◆ Exercise objective: Reply with one number only: the count of lines below that contain the word "arrow".

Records
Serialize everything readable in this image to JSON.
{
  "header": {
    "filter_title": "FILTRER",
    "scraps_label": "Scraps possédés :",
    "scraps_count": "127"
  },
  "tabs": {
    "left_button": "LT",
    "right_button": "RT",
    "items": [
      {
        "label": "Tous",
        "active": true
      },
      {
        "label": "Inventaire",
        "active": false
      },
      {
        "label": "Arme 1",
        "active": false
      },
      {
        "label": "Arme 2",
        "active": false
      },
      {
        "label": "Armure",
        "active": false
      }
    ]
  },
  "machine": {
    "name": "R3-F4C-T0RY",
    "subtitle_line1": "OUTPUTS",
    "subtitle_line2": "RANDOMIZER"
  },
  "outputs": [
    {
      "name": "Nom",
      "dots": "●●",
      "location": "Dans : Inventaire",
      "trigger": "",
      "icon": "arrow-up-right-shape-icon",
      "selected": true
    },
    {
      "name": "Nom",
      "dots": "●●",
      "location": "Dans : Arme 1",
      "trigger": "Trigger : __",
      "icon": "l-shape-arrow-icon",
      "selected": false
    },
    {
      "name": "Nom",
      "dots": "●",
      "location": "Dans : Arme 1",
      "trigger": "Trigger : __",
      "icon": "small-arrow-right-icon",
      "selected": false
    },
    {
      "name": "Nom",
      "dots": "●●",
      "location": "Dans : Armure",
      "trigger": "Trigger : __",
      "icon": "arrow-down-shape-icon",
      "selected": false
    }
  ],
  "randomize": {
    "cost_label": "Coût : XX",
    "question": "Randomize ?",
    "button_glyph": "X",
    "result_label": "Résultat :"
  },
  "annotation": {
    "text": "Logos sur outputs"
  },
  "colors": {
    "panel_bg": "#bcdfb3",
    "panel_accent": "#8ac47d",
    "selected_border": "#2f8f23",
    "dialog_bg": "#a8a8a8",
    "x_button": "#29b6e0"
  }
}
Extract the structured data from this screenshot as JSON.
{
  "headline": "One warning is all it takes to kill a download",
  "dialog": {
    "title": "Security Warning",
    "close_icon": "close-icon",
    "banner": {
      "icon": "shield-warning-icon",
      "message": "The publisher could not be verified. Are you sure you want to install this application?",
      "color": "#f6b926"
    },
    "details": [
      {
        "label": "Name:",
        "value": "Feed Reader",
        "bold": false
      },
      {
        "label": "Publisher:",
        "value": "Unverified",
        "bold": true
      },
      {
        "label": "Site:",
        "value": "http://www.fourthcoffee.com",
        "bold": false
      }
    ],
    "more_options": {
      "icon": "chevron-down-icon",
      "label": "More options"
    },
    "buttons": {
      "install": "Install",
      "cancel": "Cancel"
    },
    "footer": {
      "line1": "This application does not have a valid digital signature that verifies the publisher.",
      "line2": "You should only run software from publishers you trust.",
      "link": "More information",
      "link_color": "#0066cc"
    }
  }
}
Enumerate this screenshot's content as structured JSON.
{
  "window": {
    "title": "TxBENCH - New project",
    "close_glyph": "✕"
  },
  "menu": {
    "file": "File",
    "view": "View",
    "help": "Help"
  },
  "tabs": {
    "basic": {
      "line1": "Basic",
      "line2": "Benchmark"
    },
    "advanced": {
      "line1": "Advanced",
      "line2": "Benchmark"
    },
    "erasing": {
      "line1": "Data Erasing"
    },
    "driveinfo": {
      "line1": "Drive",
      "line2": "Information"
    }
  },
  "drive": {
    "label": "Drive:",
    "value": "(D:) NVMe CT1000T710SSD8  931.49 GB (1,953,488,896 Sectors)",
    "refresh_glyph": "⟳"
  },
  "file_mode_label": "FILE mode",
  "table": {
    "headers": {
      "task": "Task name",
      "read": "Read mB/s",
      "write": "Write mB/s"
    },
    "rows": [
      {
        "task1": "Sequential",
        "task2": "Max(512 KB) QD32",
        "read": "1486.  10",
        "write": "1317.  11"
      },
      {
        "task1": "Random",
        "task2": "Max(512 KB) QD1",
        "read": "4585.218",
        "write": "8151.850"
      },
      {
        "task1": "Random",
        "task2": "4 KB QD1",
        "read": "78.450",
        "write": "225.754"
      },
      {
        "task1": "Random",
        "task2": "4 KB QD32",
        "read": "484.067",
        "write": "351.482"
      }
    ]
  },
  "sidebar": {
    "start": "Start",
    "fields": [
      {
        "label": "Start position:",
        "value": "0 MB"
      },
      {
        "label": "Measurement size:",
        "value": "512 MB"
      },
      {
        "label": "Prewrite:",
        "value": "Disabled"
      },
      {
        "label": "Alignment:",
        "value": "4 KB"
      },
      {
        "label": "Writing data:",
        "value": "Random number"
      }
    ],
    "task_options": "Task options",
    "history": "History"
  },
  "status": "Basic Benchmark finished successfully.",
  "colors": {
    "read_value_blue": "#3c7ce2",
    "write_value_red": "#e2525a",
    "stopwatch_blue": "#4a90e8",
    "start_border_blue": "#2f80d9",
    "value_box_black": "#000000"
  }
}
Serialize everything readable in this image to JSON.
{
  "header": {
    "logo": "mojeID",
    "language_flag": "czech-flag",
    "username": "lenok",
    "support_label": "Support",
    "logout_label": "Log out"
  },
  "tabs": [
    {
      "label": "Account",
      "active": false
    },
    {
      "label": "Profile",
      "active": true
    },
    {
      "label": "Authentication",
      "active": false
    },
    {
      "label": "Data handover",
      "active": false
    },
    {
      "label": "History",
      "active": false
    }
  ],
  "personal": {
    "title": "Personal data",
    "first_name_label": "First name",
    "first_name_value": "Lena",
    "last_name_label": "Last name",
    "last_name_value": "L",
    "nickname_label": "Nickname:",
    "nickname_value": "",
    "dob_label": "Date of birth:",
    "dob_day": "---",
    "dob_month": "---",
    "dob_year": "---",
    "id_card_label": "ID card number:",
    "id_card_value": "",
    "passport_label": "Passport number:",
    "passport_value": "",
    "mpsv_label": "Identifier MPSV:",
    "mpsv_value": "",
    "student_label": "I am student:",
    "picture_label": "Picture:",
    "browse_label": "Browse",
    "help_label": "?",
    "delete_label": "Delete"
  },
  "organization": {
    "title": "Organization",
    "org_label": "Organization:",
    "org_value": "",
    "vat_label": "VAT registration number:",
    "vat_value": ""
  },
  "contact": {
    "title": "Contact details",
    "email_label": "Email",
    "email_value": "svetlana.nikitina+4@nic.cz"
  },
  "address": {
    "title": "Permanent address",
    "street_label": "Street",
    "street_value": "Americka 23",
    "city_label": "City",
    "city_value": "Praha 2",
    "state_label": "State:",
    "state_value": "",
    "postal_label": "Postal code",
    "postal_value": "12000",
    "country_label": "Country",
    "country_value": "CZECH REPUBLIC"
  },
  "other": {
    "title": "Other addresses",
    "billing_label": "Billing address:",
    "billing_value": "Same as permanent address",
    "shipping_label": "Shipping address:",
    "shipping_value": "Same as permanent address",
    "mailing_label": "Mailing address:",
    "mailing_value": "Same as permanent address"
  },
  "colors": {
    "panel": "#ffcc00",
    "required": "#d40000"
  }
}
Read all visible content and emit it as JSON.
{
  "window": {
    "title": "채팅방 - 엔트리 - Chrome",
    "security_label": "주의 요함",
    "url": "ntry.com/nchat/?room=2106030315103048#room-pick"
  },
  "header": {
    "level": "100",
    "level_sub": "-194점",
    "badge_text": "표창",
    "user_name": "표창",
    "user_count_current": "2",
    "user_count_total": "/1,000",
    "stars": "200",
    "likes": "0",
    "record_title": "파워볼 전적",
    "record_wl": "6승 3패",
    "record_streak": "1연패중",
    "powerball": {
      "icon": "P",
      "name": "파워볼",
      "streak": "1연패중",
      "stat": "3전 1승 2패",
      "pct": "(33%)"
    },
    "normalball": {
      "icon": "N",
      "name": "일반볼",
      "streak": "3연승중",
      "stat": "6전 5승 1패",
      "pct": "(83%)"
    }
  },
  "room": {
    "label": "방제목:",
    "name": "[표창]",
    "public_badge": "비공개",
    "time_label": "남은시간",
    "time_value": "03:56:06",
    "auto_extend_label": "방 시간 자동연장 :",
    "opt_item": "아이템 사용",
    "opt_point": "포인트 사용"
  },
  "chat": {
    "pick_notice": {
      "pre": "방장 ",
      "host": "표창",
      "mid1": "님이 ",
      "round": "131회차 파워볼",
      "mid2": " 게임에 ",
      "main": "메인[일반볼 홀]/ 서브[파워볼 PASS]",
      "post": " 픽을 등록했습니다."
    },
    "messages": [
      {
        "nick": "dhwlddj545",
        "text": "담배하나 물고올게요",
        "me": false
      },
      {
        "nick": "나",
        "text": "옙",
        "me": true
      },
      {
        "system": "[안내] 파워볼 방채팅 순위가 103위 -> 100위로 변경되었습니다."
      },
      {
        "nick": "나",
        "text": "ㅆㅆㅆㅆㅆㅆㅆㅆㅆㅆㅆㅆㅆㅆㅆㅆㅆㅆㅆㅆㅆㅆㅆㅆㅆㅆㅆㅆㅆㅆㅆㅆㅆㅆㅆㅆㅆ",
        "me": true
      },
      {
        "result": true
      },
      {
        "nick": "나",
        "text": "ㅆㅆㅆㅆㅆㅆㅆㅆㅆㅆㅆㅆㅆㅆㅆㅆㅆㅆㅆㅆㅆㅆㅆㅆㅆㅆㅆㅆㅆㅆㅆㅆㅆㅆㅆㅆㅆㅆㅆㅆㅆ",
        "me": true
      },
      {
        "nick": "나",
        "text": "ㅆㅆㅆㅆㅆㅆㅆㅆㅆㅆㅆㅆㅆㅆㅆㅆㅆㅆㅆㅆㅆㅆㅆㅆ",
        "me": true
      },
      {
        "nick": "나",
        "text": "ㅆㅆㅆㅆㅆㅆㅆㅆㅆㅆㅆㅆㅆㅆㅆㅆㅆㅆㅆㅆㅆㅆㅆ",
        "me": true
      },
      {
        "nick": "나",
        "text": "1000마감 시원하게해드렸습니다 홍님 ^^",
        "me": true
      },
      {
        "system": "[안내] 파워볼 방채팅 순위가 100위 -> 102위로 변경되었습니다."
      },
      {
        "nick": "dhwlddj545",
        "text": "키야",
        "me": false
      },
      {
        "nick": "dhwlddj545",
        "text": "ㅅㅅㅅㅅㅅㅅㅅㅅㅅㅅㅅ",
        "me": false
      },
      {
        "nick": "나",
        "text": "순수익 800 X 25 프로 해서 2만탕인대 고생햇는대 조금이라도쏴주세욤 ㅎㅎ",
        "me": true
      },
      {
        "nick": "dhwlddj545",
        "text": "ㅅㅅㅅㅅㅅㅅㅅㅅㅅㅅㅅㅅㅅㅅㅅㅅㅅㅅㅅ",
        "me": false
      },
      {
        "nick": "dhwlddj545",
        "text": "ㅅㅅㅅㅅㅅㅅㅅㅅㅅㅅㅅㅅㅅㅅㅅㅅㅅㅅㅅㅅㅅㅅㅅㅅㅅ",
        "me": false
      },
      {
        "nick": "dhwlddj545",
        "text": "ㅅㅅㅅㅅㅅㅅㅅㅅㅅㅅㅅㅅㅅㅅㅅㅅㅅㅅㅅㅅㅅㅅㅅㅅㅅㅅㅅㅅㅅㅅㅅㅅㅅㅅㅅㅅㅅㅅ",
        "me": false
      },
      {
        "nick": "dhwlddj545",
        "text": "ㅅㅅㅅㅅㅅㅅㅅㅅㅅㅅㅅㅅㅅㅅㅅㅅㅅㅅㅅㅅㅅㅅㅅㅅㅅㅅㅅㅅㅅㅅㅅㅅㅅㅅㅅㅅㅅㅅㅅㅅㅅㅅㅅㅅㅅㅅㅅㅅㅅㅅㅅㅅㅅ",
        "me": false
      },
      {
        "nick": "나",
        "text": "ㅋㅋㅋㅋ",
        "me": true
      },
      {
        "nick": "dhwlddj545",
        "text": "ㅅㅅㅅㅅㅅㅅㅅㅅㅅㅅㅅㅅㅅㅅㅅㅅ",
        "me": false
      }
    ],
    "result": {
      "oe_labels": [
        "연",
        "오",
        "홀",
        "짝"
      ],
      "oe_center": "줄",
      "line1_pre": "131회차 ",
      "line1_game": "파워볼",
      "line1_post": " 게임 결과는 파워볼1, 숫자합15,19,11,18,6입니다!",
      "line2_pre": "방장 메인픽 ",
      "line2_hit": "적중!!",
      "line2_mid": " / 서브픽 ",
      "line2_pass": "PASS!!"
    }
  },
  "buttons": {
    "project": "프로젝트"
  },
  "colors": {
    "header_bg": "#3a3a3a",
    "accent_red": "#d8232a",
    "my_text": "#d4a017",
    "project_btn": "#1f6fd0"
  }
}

◆ Full output: 4